═══ Information given ═══

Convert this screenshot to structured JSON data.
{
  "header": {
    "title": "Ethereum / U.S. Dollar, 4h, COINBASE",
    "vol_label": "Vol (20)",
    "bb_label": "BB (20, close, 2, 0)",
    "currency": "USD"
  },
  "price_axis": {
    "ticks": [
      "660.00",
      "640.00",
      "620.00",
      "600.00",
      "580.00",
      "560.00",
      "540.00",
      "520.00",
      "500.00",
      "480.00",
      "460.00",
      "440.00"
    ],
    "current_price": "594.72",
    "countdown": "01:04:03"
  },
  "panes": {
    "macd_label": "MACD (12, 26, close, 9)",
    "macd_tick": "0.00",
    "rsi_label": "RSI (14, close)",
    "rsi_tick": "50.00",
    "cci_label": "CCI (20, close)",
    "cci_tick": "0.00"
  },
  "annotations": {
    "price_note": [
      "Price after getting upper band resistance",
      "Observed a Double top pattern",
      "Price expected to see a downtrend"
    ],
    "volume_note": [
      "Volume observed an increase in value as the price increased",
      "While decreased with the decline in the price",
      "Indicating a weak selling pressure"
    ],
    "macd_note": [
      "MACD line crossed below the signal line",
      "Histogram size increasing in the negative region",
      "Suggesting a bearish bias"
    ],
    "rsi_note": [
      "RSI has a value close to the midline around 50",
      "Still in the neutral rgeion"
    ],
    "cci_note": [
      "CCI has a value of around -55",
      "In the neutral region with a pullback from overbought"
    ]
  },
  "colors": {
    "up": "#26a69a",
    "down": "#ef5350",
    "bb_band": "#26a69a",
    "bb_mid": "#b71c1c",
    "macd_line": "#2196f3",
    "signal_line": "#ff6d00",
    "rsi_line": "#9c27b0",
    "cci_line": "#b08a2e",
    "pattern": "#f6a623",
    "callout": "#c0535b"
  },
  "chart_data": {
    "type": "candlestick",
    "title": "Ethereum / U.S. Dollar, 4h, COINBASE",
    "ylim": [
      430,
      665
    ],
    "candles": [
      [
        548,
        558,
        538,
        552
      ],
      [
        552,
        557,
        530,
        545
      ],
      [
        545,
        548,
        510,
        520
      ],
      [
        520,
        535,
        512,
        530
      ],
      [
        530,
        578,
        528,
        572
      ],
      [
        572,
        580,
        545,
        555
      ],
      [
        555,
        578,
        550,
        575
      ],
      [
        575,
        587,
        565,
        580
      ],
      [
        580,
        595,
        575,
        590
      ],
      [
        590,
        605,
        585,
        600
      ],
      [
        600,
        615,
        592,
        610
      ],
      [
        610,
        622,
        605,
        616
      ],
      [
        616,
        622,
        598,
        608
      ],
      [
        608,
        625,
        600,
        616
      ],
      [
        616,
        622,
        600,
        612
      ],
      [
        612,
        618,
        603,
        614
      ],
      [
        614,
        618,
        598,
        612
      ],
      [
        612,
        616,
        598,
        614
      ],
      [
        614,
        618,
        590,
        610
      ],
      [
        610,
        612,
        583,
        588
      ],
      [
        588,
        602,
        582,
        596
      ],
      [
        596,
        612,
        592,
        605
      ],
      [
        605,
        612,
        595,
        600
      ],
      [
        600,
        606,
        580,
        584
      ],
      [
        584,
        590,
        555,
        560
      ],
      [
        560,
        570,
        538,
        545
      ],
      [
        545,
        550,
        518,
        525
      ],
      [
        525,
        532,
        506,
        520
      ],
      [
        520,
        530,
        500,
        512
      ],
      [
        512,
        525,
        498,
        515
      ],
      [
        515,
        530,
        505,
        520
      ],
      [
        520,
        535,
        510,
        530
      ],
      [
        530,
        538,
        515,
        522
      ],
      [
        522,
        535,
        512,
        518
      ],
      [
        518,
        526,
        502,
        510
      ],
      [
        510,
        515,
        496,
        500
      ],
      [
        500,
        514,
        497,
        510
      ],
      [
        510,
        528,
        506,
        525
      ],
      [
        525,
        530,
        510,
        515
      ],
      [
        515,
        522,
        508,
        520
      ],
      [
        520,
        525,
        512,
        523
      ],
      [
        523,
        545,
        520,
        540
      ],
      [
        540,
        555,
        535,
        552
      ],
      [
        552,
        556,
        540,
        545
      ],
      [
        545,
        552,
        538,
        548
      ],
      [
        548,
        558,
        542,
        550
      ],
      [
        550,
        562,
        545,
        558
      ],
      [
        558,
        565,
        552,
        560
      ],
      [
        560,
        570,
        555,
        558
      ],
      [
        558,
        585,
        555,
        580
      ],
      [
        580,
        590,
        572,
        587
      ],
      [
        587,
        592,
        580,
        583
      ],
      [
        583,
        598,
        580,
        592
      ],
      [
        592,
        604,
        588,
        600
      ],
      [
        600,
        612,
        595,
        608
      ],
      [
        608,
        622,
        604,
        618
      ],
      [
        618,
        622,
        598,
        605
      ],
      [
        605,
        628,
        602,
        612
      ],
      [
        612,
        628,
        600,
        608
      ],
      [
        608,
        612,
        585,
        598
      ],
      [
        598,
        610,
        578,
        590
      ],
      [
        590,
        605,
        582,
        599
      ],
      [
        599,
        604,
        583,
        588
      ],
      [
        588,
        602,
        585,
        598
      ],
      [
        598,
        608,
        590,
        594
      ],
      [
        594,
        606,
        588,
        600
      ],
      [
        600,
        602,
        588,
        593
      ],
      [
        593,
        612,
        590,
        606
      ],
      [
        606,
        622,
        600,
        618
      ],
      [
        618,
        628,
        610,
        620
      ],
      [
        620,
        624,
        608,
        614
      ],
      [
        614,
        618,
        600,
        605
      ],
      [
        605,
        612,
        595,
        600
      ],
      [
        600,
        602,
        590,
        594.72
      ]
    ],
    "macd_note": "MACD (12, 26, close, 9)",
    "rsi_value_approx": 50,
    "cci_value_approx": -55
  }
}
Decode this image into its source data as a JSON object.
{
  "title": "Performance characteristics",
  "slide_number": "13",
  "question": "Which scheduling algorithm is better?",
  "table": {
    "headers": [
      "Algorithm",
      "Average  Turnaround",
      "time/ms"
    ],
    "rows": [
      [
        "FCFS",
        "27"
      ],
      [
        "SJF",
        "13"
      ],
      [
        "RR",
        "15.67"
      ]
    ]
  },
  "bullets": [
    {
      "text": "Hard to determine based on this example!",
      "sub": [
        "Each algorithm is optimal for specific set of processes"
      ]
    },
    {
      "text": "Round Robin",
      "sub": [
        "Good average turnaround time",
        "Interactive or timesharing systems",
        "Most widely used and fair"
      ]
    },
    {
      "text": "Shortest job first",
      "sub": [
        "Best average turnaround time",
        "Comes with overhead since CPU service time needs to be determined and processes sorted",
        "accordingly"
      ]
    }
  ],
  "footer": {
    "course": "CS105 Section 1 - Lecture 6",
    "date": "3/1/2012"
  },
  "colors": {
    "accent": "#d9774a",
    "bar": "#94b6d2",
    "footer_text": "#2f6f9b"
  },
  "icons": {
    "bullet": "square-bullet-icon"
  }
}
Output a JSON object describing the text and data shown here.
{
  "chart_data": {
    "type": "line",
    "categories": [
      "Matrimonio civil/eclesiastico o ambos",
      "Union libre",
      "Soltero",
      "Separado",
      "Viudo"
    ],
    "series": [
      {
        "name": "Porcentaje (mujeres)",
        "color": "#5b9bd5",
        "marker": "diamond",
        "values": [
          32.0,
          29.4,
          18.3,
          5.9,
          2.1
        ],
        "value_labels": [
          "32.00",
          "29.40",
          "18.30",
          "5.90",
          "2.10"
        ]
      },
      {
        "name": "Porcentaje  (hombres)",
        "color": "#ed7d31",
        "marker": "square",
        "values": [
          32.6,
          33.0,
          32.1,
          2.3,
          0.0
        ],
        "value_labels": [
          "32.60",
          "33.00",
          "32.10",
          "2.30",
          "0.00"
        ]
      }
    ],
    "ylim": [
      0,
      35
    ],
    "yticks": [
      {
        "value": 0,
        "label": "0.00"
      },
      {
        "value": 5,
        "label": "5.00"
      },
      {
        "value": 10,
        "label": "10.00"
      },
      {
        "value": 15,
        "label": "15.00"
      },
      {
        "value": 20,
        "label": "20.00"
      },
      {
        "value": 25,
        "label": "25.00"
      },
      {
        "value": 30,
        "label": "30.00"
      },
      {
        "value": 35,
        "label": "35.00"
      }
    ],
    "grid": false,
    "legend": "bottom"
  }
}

═══

### What this task involves
Using the material above, copy every line in which the string "object" occurs.

### Answer to this exercise
Decode this image into its source data as a JSON object.
Output a JSON object describing the text and data shown here.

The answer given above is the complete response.